> **What you are asked to do**
Each record is to be printed again precisely as it reads.

Start Data extract

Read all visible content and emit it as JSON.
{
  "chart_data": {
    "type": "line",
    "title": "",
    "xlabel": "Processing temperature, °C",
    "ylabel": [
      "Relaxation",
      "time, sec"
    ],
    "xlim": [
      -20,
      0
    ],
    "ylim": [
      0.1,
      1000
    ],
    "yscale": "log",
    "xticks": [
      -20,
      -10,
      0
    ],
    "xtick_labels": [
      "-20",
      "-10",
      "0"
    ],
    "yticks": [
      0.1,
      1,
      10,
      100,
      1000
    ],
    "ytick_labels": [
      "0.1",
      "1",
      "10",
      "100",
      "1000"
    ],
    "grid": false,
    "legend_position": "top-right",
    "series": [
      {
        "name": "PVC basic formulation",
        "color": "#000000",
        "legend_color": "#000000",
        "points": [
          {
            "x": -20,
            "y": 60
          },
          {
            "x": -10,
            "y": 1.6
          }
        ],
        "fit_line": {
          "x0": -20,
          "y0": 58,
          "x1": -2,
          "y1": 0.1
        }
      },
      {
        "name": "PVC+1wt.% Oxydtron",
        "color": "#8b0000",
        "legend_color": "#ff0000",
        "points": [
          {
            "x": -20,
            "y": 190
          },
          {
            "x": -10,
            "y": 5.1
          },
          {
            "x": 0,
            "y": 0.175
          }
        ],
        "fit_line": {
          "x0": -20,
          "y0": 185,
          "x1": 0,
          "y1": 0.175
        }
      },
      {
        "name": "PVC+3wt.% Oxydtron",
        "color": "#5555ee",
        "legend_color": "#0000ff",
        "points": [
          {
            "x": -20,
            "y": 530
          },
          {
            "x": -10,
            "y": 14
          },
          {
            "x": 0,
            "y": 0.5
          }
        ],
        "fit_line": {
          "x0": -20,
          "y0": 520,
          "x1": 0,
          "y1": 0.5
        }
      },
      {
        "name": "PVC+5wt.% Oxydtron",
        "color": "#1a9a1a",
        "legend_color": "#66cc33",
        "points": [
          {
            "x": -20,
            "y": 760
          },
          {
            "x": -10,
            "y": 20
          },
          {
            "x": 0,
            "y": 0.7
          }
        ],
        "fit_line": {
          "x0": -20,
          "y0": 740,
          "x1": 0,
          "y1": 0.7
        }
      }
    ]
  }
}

End Data extract

> **Output for this exercise**
Read all visible content and emit it as JSON.
{
  "chart_data": {
    "type": "line",
    "title": "",
    "xlabel": "Processing temperature, °C",
    "ylabel": [
      "Relaxation",
      "time, sec"
    ],
    "xlim": [
      -20,
      0
    ],
    "ylim": [
      0.1,
      1000
    ],
    "yscale": "log",
    "xticks": [
      -20,
      -10,
      0
    ],
    "xtick_labels": [
      "-20",
      "-10",
      "0"
    ],
    "yticks": [
      0.1,
      1,
      10,
      100,
      1000
    ],
    "ytick_labels": [
      "0.1",
      "1",
      "10",
      "100",
      "1000"
    ],
    "grid": false,
    "legend_position": "top-right",
    "series": [
      {
        "name": "PVC basic formulation",
        "color": "#000000",
        "legend_color": "#000000",
        "points": [
          {
            "x": -20,
            "y": 60
          },
          {
            "x": -10,
            "y": 1.6
          }
        ],
        "fit_line": {
          "x0": -20,
          "y0": 58,
          "x1": -2,
          "y1": 0.1
        }
      },
      {
        "name": "PVC+1wt.% Oxydtron",
        "color": "#8b0000",
        "legend_color": "#ff0000",
        "points": [
          {
            "x": -20,
            "y": 190
          },
          {
            "x": -10,
            "y": 5.1
          },
          {
            "x": 0,
            "y": 0.175
          }
        ],
        "fit_line": {
          "x0": -20,
          "y0": 185,
          "x1": 0,
          "y1": 0.175
        }
      },
      {
        "name": "PVC+3wt.% Oxydtron",
        "color": "#5555ee",
        "legend_color": "#0000ff",
        "points": [
          {
            "x": -20,
            "y": 530
          },
          {
            "x": -10,
            "y": 14
          },
          {
            "x": 0,
            "y": 0.5
          }
        ],
        "fit_line": {
          "x0": -20,
          "y0": 520,
          "x1": 0,
          "y1": 0.5
        }
      },
      {
        "name": "PVC+5wt.% Oxydtron",
        "color": "#1a9a1a",
        "legend_color": "#66cc33",
        "points": [
          {
            "x": -20,
            "y": 760
          },
          {
            "x": -10,
            "y": 20
          },
          {
            "x": 0,
            "y": 0.7
          }
        ],
        "fit_line": {
          "x0": -20,
          "y0": 740,
          "x1": 0,
          "y1": 0.7
        }
      }
    ]
  }
}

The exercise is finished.